_Data excerpts_
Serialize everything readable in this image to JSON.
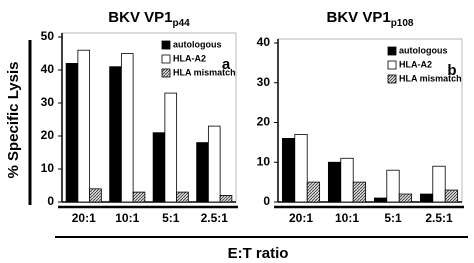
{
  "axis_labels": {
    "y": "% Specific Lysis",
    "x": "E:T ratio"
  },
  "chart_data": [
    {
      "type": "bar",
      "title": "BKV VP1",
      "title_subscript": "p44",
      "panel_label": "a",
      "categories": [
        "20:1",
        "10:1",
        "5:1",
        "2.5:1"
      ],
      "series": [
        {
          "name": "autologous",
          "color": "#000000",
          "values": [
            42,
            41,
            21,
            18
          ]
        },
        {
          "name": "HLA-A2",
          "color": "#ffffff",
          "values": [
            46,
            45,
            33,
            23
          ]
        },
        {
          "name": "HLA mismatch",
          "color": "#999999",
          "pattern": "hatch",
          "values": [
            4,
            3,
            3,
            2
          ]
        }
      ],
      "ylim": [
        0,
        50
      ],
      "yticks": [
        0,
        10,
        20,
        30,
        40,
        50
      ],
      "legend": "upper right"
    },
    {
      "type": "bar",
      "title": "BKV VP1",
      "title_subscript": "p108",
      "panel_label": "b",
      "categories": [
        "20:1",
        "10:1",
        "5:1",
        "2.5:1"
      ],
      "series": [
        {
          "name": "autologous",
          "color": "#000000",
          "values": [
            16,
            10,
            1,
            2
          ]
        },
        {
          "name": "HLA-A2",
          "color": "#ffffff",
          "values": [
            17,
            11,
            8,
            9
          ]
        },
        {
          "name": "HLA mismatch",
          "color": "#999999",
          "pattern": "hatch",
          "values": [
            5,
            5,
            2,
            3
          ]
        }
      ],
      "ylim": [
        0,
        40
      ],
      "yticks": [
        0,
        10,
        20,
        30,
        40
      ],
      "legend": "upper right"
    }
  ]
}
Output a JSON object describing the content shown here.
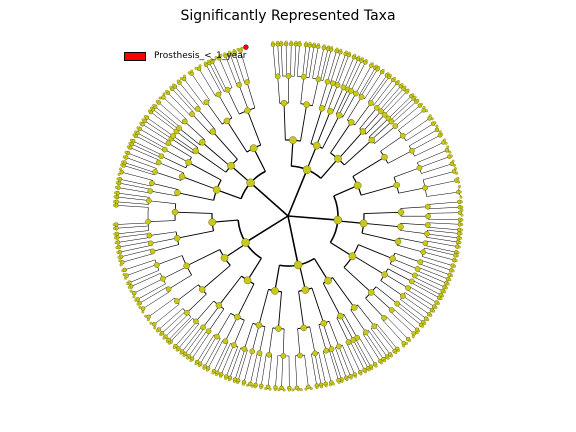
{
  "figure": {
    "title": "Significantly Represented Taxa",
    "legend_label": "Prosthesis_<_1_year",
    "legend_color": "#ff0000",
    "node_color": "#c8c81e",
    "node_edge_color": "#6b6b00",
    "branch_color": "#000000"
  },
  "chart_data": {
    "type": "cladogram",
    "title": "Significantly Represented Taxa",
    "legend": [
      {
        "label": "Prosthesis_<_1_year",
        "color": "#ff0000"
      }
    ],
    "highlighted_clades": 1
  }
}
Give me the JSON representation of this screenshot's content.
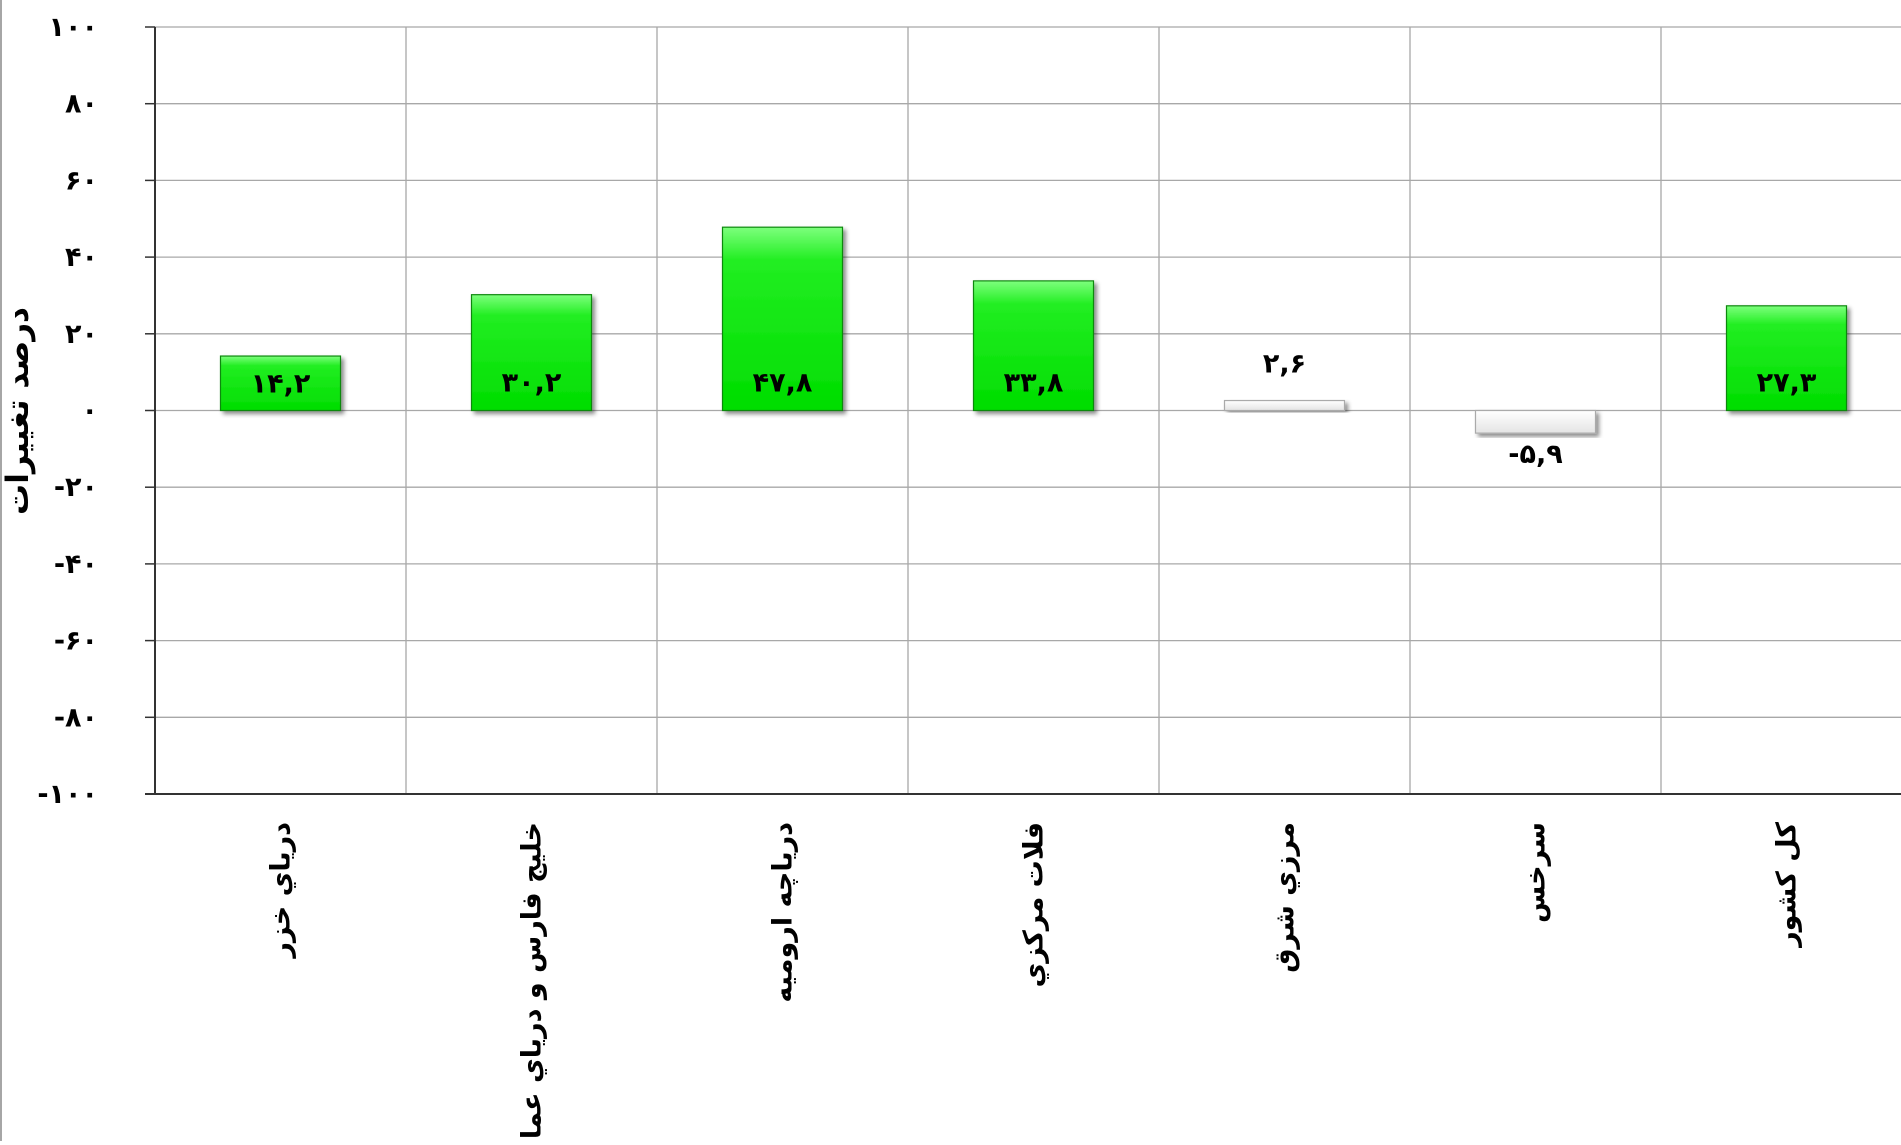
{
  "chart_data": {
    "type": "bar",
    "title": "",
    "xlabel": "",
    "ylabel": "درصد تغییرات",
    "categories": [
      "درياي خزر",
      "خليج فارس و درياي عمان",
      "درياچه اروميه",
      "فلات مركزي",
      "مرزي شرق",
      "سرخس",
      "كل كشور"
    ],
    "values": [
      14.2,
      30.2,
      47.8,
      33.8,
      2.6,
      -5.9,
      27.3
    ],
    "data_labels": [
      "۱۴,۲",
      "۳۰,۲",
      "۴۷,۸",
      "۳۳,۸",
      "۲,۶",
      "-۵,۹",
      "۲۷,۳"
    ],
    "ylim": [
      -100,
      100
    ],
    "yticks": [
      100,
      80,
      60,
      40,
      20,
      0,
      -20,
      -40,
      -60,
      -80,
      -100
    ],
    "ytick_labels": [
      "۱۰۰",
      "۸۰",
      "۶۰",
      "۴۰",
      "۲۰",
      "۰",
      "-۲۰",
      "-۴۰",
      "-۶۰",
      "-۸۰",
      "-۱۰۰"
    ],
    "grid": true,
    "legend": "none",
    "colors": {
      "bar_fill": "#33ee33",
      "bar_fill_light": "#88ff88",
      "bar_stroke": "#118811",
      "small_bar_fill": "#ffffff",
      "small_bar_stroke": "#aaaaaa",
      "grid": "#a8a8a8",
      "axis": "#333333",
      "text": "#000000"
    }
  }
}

_Your objective_
Leave the pictures out and output the rest of the listing exactly.

_Written solution_
Serialize everything readable in this image to JSON.
{
  "axis_labels": {
    "y": "% Specific Lysis",
    "x": "E:T ratio"
  },
  "chart_data": [
    {
      "type": "bar",
      "title": "BKV VP1",
      "title_subscript": "p44",
      "panel_label": "a",
      "categories": [
        "20:1",
        "10:1",
        "5:1",
        "2.5:1"
      ],
      "series": [
        {
          "name": "autologous",
          "color": "#000000",
          "values": [
            42,
            41,
            21,
            18
          ]
        },
        {
          "name": "HLA-A2",
          "color": "#ffffff",
          "values": [
            46,
            45,
            33,
            23
          ]
        },
        {
          "name": "HLA mismatch",
          "color": "#999999",
          "pattern": "hatch",
          "values": [
            4,
            3,
            3,
            2
          ]
        }
      ],
      "ylim": [
        0,
        50
      ],
      "yticks": [
        0,
        10,
        20,
        30,
        40,
        50
      ],
      "legend": "upper right"
    },
    {
      "type": "bar",
      "title": "BKV VP1",
      "title_subscript": "p108",
      "panel_label": "b",
      "categories": [
        "20:1",
        "10:1",
        "5:1",
        "2.5:1"
      ],
      "series": [
        {
          "name": "autologous",
          "color": "#000000",
          "values": [
            16,
            10,
            1,
            2
          ]
        },
        {
          "name": "HLA-A2",
          "color": "#ffffff",
          "values": [
            17,
            11,
            8,
            9
          ]
        },
        {
          "name": "HLA mismatch",
          "color": "#999999",
          "pattern": "hatch",
          "values": [
            5,
            5,
            2,
            3
          ]
        }
      ],
      "ylim": [
        0,
        40
      ],
      "yticks": [
        0,
        10,
        20,
        30,
        40
      ],
      "legend": "upper right"
    }
  ]
}
Output a JSON object describing the content shown here.
{
  "figure": {
    "title": "Significantly Represented Taxa",
    "legend_label": "Prosthesis_<_1_year",
    "legend_color": "#ff0000",
    "node_color": "#c8c81e",
    "node_edge_color": "#6b6b00",
    "branch_color": "#000000"
  },
  "chart_data": {
    "type": "cladogram",
    "title": "Significantly Represented Taxa",
    "legend": [
      {
        "label": "Prosthesis_<_1_year",
        "color": "#ff0000"
      }
    ],
    "highlighted_clades": 1
  }
}
Give me the JSON representation of this screenshot's content.
{
  "chart_data": {
    "type": "bar",
    "title": "",
    "xlabel": "",
    "ylabel": "درصد تغییرات",
    "categories": [
      "درياي خزر",
      "خليج فارس و درياي عمان",
      "درياچه اروميه",
      "فلات مركزي",
      "مرزي شرق",
      "سرخس",
      "كل كشور"
    ],
    "values": [
      14.2,
      30.2,
      47.8,
      33.8,
      2.6,
      -5.9,
      27.3
    ],
    "data_labels": [
      "۱۴,۲",
      "۳۰,۲",
      "۴۷,۸",
      "۳۳,۸",
      "۲,۶",
      "-۵,۹",
      "۲۷,۳"
    ],
    "ylim": [
      -100,
      100
    ],
    "yticks": [
      100,
      80,
      60,
      40,
      20,
      0,
      -20,
      -40,
      -60,
      -80,
      -100
    ],
    "ytick_labels": [
      "۱۰۰",
      "۸۰",
      "۶۰",
      "۴۰",
      "۲۰",
      "۰",
      "-۲۰",
      "-۴۰",
      "-۶۰",
      "-۸۰",
      "-۱۰۰"
    ],
    "grid": true,
    "legend": "none",
    "colors": {
      "bar_fill": "#33ee33",
      "bar_fill_light": "#88ff88",
      "bar_stroke": "#118811",
      "small_bar_fill": "#ffffff",
      "small_bar_stroke": "#aaaaaa",
      "grid": "#a8a8a8",
      "axis": "#333333",
      "text": "#000000"
    }
  }
}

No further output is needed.